● **Required work**
Give the number of lines that include the string "JSON", nothing more.

● **Dataset rows about figures**
* begin *
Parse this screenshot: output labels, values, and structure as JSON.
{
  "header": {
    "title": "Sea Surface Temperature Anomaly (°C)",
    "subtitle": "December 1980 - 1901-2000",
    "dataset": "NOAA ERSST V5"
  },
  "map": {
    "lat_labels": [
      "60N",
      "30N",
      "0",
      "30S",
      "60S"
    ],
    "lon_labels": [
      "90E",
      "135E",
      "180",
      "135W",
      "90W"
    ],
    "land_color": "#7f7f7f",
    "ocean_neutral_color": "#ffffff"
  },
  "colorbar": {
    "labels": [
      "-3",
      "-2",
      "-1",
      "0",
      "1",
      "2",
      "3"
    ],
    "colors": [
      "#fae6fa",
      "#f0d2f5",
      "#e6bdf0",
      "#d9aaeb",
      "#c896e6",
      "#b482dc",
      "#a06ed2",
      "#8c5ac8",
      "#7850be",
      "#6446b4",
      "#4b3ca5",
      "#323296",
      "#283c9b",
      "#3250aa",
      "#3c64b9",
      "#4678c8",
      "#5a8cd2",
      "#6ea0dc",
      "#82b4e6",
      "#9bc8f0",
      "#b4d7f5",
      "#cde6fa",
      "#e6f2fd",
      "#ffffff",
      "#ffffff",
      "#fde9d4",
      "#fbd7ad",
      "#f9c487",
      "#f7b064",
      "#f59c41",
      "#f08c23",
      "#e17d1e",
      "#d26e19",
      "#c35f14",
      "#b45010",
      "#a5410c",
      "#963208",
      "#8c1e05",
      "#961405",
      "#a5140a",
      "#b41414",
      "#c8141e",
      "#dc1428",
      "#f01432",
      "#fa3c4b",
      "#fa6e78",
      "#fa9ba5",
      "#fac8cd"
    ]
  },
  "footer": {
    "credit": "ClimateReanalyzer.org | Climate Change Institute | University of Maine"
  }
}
* end *
* begin *
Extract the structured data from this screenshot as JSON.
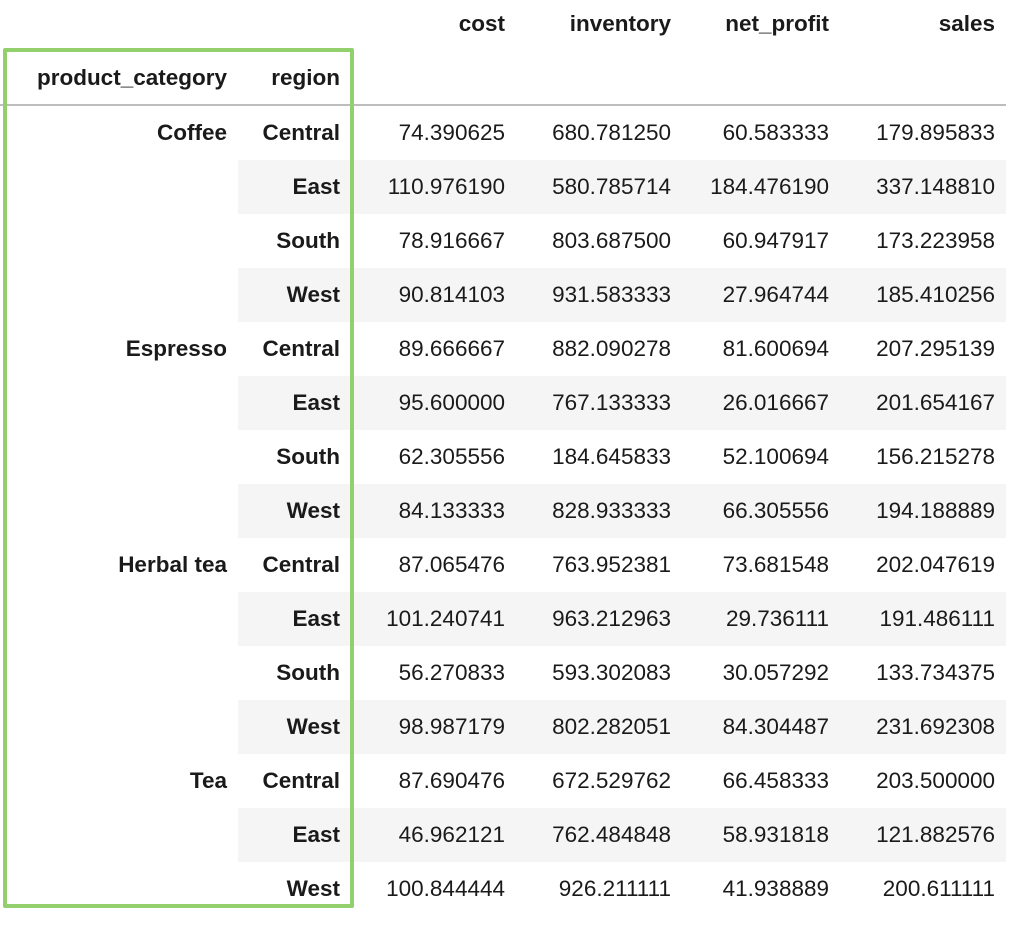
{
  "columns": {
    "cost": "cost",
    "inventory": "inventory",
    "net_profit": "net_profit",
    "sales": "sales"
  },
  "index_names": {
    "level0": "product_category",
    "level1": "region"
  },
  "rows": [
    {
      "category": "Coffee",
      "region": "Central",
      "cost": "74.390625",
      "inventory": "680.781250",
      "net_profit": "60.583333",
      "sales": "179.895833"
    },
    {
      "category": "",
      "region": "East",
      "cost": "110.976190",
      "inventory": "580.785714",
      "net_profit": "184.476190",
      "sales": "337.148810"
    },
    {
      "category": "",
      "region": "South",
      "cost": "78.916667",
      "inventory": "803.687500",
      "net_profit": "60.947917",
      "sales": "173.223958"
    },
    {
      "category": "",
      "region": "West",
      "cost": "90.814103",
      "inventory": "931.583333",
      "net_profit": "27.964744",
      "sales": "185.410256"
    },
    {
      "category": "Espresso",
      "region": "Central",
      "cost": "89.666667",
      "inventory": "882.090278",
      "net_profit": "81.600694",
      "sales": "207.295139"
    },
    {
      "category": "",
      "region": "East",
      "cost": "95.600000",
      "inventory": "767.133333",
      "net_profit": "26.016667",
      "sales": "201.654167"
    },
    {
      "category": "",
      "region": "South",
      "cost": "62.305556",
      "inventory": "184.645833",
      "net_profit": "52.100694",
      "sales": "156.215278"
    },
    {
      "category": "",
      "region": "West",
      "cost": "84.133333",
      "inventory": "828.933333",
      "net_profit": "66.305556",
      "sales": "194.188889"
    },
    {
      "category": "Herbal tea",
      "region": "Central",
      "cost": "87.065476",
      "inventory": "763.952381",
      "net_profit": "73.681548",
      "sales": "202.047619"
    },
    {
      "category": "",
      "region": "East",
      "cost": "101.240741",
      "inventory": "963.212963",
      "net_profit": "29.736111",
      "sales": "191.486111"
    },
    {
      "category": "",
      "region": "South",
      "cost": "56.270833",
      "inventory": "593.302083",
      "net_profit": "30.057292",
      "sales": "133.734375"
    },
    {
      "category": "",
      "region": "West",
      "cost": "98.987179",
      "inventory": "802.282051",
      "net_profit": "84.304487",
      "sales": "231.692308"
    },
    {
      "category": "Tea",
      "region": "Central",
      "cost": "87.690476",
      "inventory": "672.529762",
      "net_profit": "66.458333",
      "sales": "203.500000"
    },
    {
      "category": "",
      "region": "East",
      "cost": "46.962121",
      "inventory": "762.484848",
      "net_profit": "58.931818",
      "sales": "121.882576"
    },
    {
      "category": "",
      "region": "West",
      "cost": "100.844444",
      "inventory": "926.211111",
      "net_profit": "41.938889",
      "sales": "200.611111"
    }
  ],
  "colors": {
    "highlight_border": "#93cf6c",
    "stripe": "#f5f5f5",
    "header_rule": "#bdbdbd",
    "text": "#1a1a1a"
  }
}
* end *
● **The completed task**
2